Set down each record exactly as written.

* begin RECORDS SUPPLIED *

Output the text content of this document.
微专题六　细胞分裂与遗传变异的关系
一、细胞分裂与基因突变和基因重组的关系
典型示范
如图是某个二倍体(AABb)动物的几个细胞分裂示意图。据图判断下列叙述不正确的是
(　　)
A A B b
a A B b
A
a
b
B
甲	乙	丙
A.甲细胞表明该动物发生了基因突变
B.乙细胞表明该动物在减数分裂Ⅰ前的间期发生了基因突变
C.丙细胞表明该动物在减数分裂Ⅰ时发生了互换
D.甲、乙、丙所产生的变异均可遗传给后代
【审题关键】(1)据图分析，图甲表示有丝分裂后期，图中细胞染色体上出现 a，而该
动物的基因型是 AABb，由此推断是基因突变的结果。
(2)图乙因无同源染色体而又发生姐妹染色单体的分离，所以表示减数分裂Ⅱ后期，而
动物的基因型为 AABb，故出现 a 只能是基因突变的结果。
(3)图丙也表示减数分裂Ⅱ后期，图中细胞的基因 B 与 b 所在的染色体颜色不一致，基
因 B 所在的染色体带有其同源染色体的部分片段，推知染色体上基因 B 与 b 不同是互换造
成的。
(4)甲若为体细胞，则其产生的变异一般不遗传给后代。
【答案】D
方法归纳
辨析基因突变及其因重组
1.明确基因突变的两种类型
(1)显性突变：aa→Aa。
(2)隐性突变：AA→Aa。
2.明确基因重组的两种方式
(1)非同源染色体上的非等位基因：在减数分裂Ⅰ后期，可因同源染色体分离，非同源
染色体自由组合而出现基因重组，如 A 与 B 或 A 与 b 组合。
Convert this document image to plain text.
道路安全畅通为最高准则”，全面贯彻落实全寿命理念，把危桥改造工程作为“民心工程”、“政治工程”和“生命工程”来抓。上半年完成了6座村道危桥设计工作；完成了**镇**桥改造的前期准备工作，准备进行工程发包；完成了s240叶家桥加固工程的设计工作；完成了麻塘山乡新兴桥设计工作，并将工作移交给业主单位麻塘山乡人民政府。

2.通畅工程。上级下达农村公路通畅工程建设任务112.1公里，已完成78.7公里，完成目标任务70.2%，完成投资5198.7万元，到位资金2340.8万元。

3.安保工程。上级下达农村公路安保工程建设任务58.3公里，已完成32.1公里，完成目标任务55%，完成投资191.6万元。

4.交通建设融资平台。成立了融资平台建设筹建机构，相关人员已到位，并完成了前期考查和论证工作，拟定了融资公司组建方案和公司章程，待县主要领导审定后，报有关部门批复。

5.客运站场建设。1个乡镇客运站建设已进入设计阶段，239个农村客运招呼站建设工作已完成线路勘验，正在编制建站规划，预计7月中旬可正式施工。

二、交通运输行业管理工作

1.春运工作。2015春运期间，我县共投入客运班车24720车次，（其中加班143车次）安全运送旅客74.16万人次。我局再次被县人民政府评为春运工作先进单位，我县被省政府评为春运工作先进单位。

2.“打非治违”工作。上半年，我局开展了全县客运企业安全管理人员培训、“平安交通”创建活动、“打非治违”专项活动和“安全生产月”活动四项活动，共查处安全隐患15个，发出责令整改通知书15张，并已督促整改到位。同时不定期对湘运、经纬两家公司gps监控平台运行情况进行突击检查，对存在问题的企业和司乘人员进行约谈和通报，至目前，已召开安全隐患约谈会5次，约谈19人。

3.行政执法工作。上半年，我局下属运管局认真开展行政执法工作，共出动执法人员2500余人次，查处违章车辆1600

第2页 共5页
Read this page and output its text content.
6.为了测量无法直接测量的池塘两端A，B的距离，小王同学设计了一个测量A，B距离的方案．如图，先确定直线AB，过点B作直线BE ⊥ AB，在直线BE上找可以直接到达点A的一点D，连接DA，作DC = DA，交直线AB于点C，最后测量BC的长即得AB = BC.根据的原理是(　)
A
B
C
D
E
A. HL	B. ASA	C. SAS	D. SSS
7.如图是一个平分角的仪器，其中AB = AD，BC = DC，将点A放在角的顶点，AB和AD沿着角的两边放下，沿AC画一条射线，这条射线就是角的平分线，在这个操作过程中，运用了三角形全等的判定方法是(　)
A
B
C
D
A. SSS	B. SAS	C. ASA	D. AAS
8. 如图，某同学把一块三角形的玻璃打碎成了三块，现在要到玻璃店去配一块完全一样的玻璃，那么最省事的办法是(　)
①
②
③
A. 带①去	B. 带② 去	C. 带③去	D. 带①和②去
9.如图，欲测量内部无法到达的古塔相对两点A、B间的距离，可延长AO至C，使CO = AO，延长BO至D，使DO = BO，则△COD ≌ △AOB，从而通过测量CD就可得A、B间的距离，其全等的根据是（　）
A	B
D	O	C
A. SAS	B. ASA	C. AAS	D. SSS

* end RECORDS SUPPLIED *

◆ TASK ANSWER:
Output the text content of this document.
微专题六　细胞分裂与遗传变异的关系
一、细胞分裂与基因突变和基因重组的关系
典型示范
如图是某个二倍体(AABb)动物的几个细胞分裂示意图。据图判断下列叙述不正确的是
(　　)
A A B b
a A B b
A
a
b
B
甲	乙	丙
A.甲细胞表明该动物发生了基因突变
B.乙细胞表明该动物在减数分裂Ⅰ前的间期发生了基因突变
C.丙细胞表明该动物在减数分裂Ⅰ时发生了互换
D.甲、乙、丙所产生的变异均可遗传给后代
【审题关键】(1)据图分析，图甲表示有丝分裂后期，图中细胞染色体上出现 a，而该
动物的基因型是 AABb，由此推断是基因突变的结果。
(2)图乙因无同源染色体而又发生姐妹染色单体的分离，所以表示减数分裂Ⅱ后期，而
动物的基因型为 AABb，故出现 a 只能是基因突变的结果。
(3)图丙也表示减数分裂Ⅱ后期，图中细胞的基因 B 与 b 所在的染色体颜色不一致，基
因 B 所在的染色体带有其同源染色体的部分片段，推知染色体上基因 B 与 b 不同是互换造
成的。
(4)甲若为体细胞，则其产生的变异一般不遗传给后代。
【答案】D
方法归纳
辨析基因突变及其因重组
1.明确基因突变的两种类型
(1)显性突变：aa→Aa。
(2)隐性突变：AA→Aa。
2.明确基因重组的两种方式
(1)非同源染色体上的非等位基因：在减数分裂Ⅰ后期，可因同源染色体分离，非同源
染色体自由组合而出现基因重组，如 A 与 B 或 A 与 b 组合。
Convert this document image to plain text.
道路安全畅通为最高准则”，全面贯彻落实全寿命理念，把危桥改造工程作为“民心工程”、“政治工程”和“生命工程”来抓。上半年完成了6座村道危桥设计工作；完成了**镇**桥改造的前期准备工作，准备进行工程发包；完成了s240叶家桥加固工程的设计工作；完成了麻塘山乡新兴桥设计工作，并将工作移交给业主单位麻塘山乡人民政府。

2.通畅工程。上级下达农村公路通畅工程建设任务112.1公里，已完成78.7公里，完成目标任务70.2%，完成投资5198.7万元，到位资金2340.8万元。

3.安保工程。上级下达农村公路安保工程建设任务58.3公里，已完成32.1公里，完成目标任务55%，完成投资191.6万元。

4.交通建设融资平台。成立了融资平台建设筹建机构，相关人员已到位，并完成了前期考查和论证工作，拟定了融资公司组建方案和公司章程，待县主要领导审定后，报有关部门批复。

5.客运站场建设。1个乡镇客运站建设已进入设计阶段，239个农村客运招呼站建设工作已完成线路勘验，正在编制建站规划，预计7月中旬可正式施工。

二、交通运输行业管理工作

1.春运工作。2015春运期间，我县共投入客运班车24720车次，（其中加班143车次）安全运送旅客74.16万人次。我局再次被县人民政府评为春运工作先进单位，我县被省政府评为春运工作先进单位。

2.“打非治违”工作。上半年，我局开展了全县客运企业安全管理人员培训、“平安交通”创建活动、“打非治违”专项活动和“安全生产月”活动四项活动，共查处安全隐患15个，发出责令整改通知书15张，并已督促整改到位。同时不定期对湘运、经纬两家公司gps监控平台运行情况进行突击检查，对存在问题的企业和司乘人员进行约谈和通报，至目前，已召开安全隐患约谈会5次，约谈19人。

3.行政执法工作。上半年，我局下属运管局认真开展行政执法工作，共出动执法人员2500余人次，查处违章车辆1600

第2页 共5页
Read this page and output its text content.
6.为了测量无法直接测量的池塘两端A，B的距离，小王同学设计了一个测量A，B距离的方案．如图，先确定直线AB，过点B作直线BE ⊥ AB，在直线BE上找可以直接到达点A的一点D，连接DA，作DC = DA，交直线AB于点C，最后测量BC的长即得AB = BC.根据的原理是(　)
A
B
C
D
E
A. HL	B. ASA	C. SAS	D. SSS
7.如图是一个平分角的仪器，其中AB = AD，BC = DC，将点A放在角的顶点，AB和AD沿着角的两边放下，沿AC画一条射线，这条射线就是角的平分线，在这个操作过程中，运用了三角形全等的判定方法是(　)
A
B
C
D
A. SSS	B. SAS	C. ASA	D. AAS
8. 如图，某同学把一块三角形的玻璃打碎成了三块，现在要到玻璃店去配一块完全一样的玻璃，那么最省事的办法是(　)
①
②
③
A. 带①去	B. 带② 去	C. 带③去	D. 带①和②去
9.如图，欲测量内部无法到达的古塔相对两点A、B间的距离，可延长AO至C，使CO = AO，延长BO至D，使DO = BO，则△COD ≌ △AOB，从而通过测量CD就可得A、B间的距离，其全等的根据是（　）
A	B
D	O	C
A. SAS	B. ASA	C. AAS	D. SSS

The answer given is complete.